## Task material:

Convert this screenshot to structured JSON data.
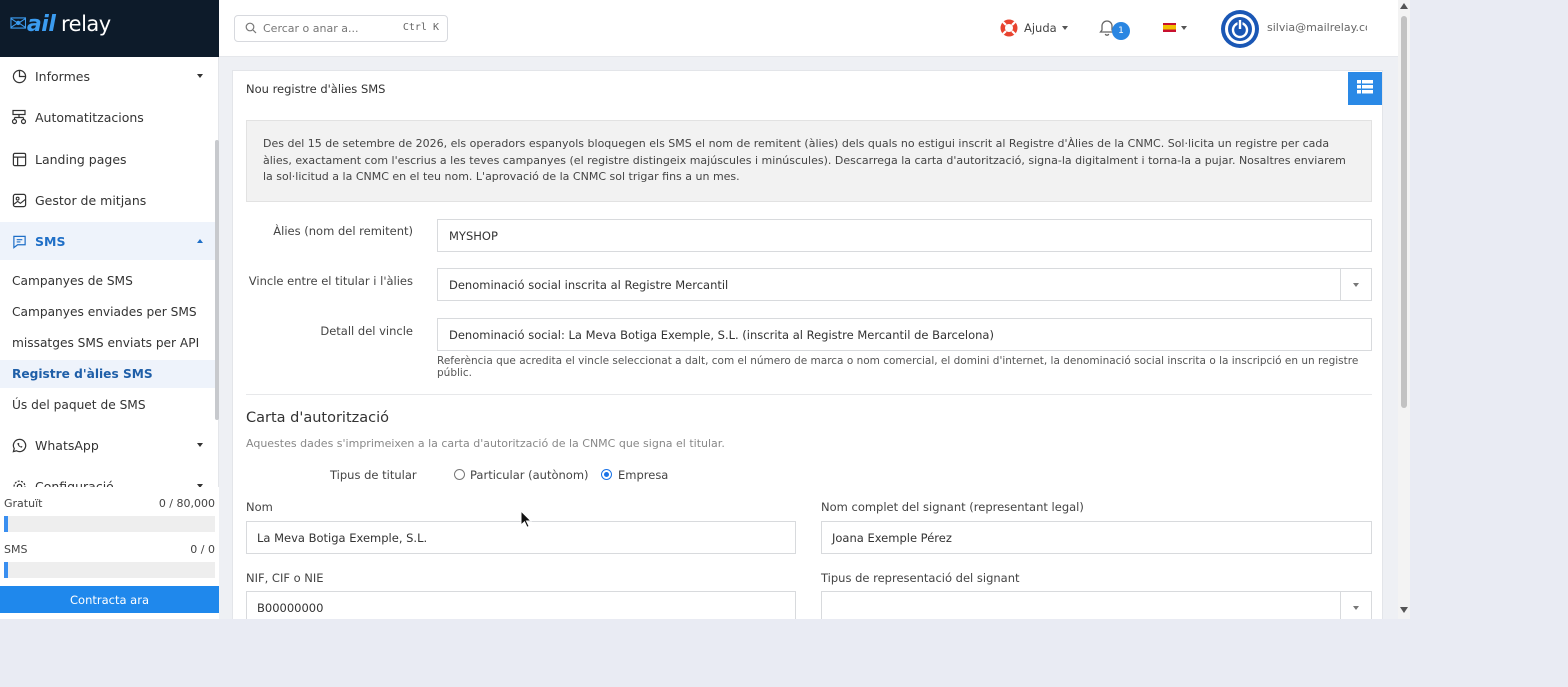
{
  "brand": {
    "logo_prefix": "Mail",
    "logo_accent": "ail",
    "logo_suffix": "relay",
    "logo_text": "Mailrelay"
  },
  "sidebar": {
    "items": [
      {
        "label": "Informes",
        "icon": "pie-chart-icon"
      },
      {
        "label": "Automatitzacions",
        "icon": "workflow-icon"
      },
      {
        "label": "Landing pages",
        "icon": "layout-icon"
      },
      {
        "label": "Gestor de mitjans",
        "icon": "image-icon"
      },
      {
        "label": "SMS",
        "icon": "message-icon"
      },
      {
        "label": "WhatsApp",
        "icon": "whatsapp-icon"
      },
      {
        "label": "Configuració",
        "icon": "gear-icon"
      }
    ],
    "sms_sub": [
      "Campanyes de SMS",
      "Campanyes enviades per SMS",
      "missatges SMS enviats per API",
      "Registre d'àlies SMS",
      "Ús del paquet de SMS"
    ]
  },
  "usage": {
    "free_label": "Gratuït",
    "free_value": "0 / 80,000",
    "free_fill": 0.02,
    "sms_label": "SMS",
    "sms_value": "0 / 0",
    "sms_fill": 0.02,
    "cta": "Contracta ara"
  },
  "topbar": {
    "search_placeholder": "Cercar o anar a...",
    "search_shortcut": "Ctrl K",
    "help_label": "Ajuda",
    "notifications_count": "1",
    "user_email": "silvia@mailrelay.com"
  },
  "card": {
    "title": "Nou registre d'àlies SMS",
    "notice": "Des del 15 de setembre de 2026, els operadors espanyols bloquegen els SMS el nom de remitent (àlies) dels quals no estigui inscrit al Registre d'Àlies de la CNMC. Sol·licita un registre per cada àlies, exactament com l'escrius a les teves campanyes (el registre distingeix majúscules i minúscules). Descarrega la carta d'autorització, signa-la digitalment i torna-la a pujar. Nosaltres enviarem la sol·licitud a la CNMC en el teu nom. L'aprovació de la CNMC sol trigar fins a un mes.",
    "alias_label": "Àlies (nom del remitent)",
    "alias_value": "MYSHOP",
    "link_label": "Vincle entre el titular i l'àlies",
    "link_value": "Denominació social inscrita al Registre Mercantil",
    "detail_label": "Detall del vincle",
    "detail_value": "Denominació social: La Meva Botiga Exemple, S.L. (inscrita al Registre Mercantil de Barcelona)",
    "detail_help": "Referència que acredita el vincle seleccionat a dalt, com el número de marca o nom comercial, el domini d'internet, la denominació social inscrita o la inscripció en un registre públic.",
    "section_title": "Carta d'autorització",
    "section_subtitle": "Aquestes dades s'imprimeixen a la carta d'autorització de la CNMC que signa el titular.",
    "holder_type_label": "Tipus de titular",
    "holder_options": [
      "Particular (autònom)",
      "Empresa"
    ],
    "holder_selected": "Empresa",
    "name_label": "Nom",
    "name_value": "La Meva Botiga Exemple, S.L.",
    "signer_label": "Nom complet del signant (representant legal)",
    "signer_value": "Joana Exemple Pérez",
    "nif_label": "NIF, CIF o NIE",
    "nif_value": "B00000000",
    "rep_type_label": "Tipus de representació del signant",
    "rep_type_value": ""
  }
}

## What is expected:
Omit the pictures. Output every record above word for word.

## Answer for this exercise:
Convert this screenshot to structured JSON data.
{
  "brand": {
    "logo_prefix": "Mail",
    "logo_accent": "ail",
    "logo_suffix": "relay",
    "logo_text": "Mailrelay"
  },
  "sidebar": {
    "items": [
      {
        "label": "Informes",
        "icon": "pie-chart-icon"
      },
      {
        "label": "Automatitzacions",
        "icon": "workflow-icon"
      },
      {
        "label": "Landing pages",
        "icon": "layout-icon"
      },
      {
        "label": "Gestor de mitjans",
        "icon": "image-icon"
      },
      {
        "label": "SMS",
        "icon": "message-icon"
      },
      {
        "label": "WhatsApp",
        "icon": "whatsapp-icon"
      },
      {
        "label": "Configuració",
        "icon": "gear-icon"
      }
    ],
    "sms_sub": [
      "Campanyes de SMS",
      "Campanyes enviades per SMS",
      "missatges SMS enviats per API",
      "Registre d'àlies SMS",
      "Ús del paquet de SMS"
    ]
  },
  "usage": {
    "free_label": "Gratuït",
    "free_value": "0 / 80,000",
    "free_fill": 0.02,
    "sms_label": "SMS",
    "sms_value": "0 / 0",
    "sms_fill": 0.02,
    "cta": "Contracta ara"
  },
  "topbar": {
    "search_placeholder": "Cercar o anar a...",
    "search_shortcut": "Ctrl K",
    "help_label": "Ajuda",
    "notifications_count": "1",
    "user_email": "silvia@mailrelay.com"
  },
  "card": {
    "title": "Nou registre d'àlies SMS",
    "notice": "Des del 15 de setembre de 2026, els operadors espanyols bloquegen els SMS el nom de remitent (àlies) dels quals no estigui inscrit al Registre d'Àlies de la CNMC. Sol·licita un registre per cada àlies, exactament com l'escrius a les teves campanyes (el registre distingeix majúscules i minúscules). Descarrega la carta d'autorització, signa-la digitalment i torna-la a pujar. Nosaltres enviarem la sol·licitud a la CNMC en el teu nom. L'aprovació de la CNMC sol trigar fins a un mes.",
    "alias_label": "Àlies (nom del remitent)",
    "alias_value": "MYSHOP",
    "link_label": "Vincle entre el titular i l'àlies",
    "link_value": "Denominació social inscrita al Registre Mercantil",
    "detail_label": "Detall del vincle",
    "detail_value": "Denominació social: La Meva Botiga Exemple, S.L. (inscrita al Registre Mercantil de Barcelona)",
    "detail_help": "Referència que acredita el vincle seleccionat a dalt, com el número de marca o nom comercial, el domini d'internet, la denominació social inscrita o la inscripció en un registre públic.",
    "section_title": "Carta d'autorització",
    "section_subtitle": "Aquestes dades s'imprimeixen a la carta d'autorització de la CNMC que signa el titular.",
    "holder_type_label": "Tipus de titular",
    "holder_options": [
      "Particular (autònom)",
      "Empresa"
    ],
    "holder_selected": "Empresa",
    "name_label": "Nom",
    "name_value": "La Meva Botiga Exemple, S.L.",
    "signer_label": "Nom complet del signant (representant legal)",
    "signer_value": "Joana Exemple Pérez",
    "nif_label": "NIF, CIF o NIE",
    "nif_value": "B00000000",
    "rep_type_label": "Tipus de representació del signant",
    "rep_type_value": ""
  }
}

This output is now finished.